Dataset excerpts:

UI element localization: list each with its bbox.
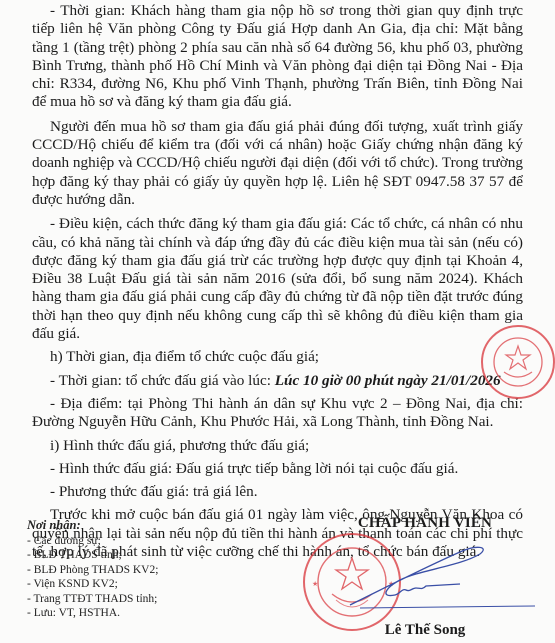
auction-time-prefix: - Thời gian: tổ chức đấu giá vào lúc: [50,372,275,389]
handwritten-signature-icon [340,540,540,610]
signatory-name: Lê Thế Song [320,622,530,639]
recipient-item: - BLĐ THADS tỉnh; [27,548,158,563]
section-i-heading: i) Hình thức đấu giá, phương thức đấu gi… [32,437,523,455]
paragraph-registration-conditions: - Điều kiện, cách thức đăng ký tham gia … [32,215,523,343]
auction-time-value: Lúc 10 giờ 00 phút ngày 21/01/2026 [275,372,501,389]
auction-location: - Địa điểm: tại Phòng Thi hành án dân sự… [32,395,523,432]
recipient-item: - Lưu: VT, HSTHA. [27,606,158,621]
auction-time-line: - Thời gian: tổ chức đấu giá vào lúc: Lú… [32,372,523,390]
svg-text:★: ★ [312,580,318,588]
seal-stamp-icon [478,322,555,402]
paragraph-buyer-requirements: Người đến mua hồ sơ tham gia đấu giá phả… [32,118,523,209]
recipient-item: - Trang TTĐT THADS tỉnh; [27,592,158,607]
auction-method: - Phương thức đấu giá: trả giá lên. [32,483,523,501]
paragraph-submission-time: - Thời gian: Khách hàng tham gia nộp hồ … [32,2,523,112]
recipient-item: - Các đương sự; [27,534,158,549]
section-h-heading: h) Thời gian, địa điểm tổ chức cuộc đấu … [32,348,523,366]
signature-block: CHẤP HÀNH VIÊN Lê Thế Song [320,515,530,532]
recipient-item: - Viện KSND KV2; [27,577,158,592]
recipients-title: Nơi nhận: [27,518,158,533]
signatory-role: CHẤP HÀNH VIÊN [320,515,530,532]
recipients-block: Nơi nhận: - Các đương sự; - BLĐ THADS tỉ… [27,518,158,621]
recipient-item: - BLĐ Phòng THADS KV2; [27,563,158,578]
document-body: - Thời gian: Khách hàng tham gia nộp hồ … [32,2,523,561]
auction-form: - Hình thức đấu giá: Đấu giá trực tiếp b… [32,460,523,478]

Description of the task: Write out all of the material again with each "recipient-item" swapped for "recipient-entry", keeping everything else the same and leaving out the picture.

Exercise output:
UI element localization: list each with its bbox.
auction-time-prefix: - Thời gian: tổ chức đấu giá vào lúc: [50,372,275,389]
handwritten-signature-icon [340,540,540,610]
signatory-name: Lê Thế Song [320,622,530,639]
recipient-entry: - BLĐ THADS tỉnh; [27,548,158,563]
section-i-heading: i) Hình thức đấu giá, phương thức đấu gi… [32,437,523,455]
paragraph-registration-conditions: - Điều kiện, cách thức đăng ký tham gia … [32,215,523,343]
auction-time-value: Lúc 10 giờ 00 phút ngày 21/01/2026 [275,372,501,389]
auction-location: - Địa điểm: tại Phòng Thi hành án dân sự… [32,395,523,432]
recipient-entry: - Lưu: VT, HSTHA. [27,606,158,621]
auction-time-line: - Thời gian: tổ chức đấu giá vào lúc: Lú… [32,372,523,390]
svg-text:★: ★ [312,580,318,588]
seal-stamp-icon [478,322,555,402]
paragraph-buyer-requirements: Người đến mua hồ sơ tham gia đấu giá phả… [32,118,523,209]
recipient-entry: - Trang TTĐT THADS tỉnh; [27,592,158,607]
auction-method: - Phương thức đấu giá: trả giá lên. [32,483,523,501]
paragraph-submission-time: - Thời gian: Khách hàng tham gia nộp hồ … [32,2,523,112]
recipient-entry: - Các đương sự; [27,534,158,549]
section-h-heading: h) Thời gian, địa điểm tổ chức cuộc đấu … [32,348,523,366]
signature-block: CHẤP HÀNH VIÊN Lê Thế Song [320,515,530,532]
recipient-entry: - Viện KSND KV2; [27,577,158,592]
recipients-title: Nơi nhận: [27,518,158,533]
signatory-role: CHẤP HÀNH VIÊN [320,515,530,532]
recipients-block: Nơi nhận: - Các đương sự; - BLĐ THADS tỉ… [27,518,158,621]
recipient-entry: - BLĐ Phòng THADS KV2; [27,563,158,578]
document-body: - Thời gian: Khách hàng tham gia nộp hồ … [32,2,523,561]
auction-form: - Hình thức đấu giá: Đấu giá trực tiếp b… [32,460,523,478]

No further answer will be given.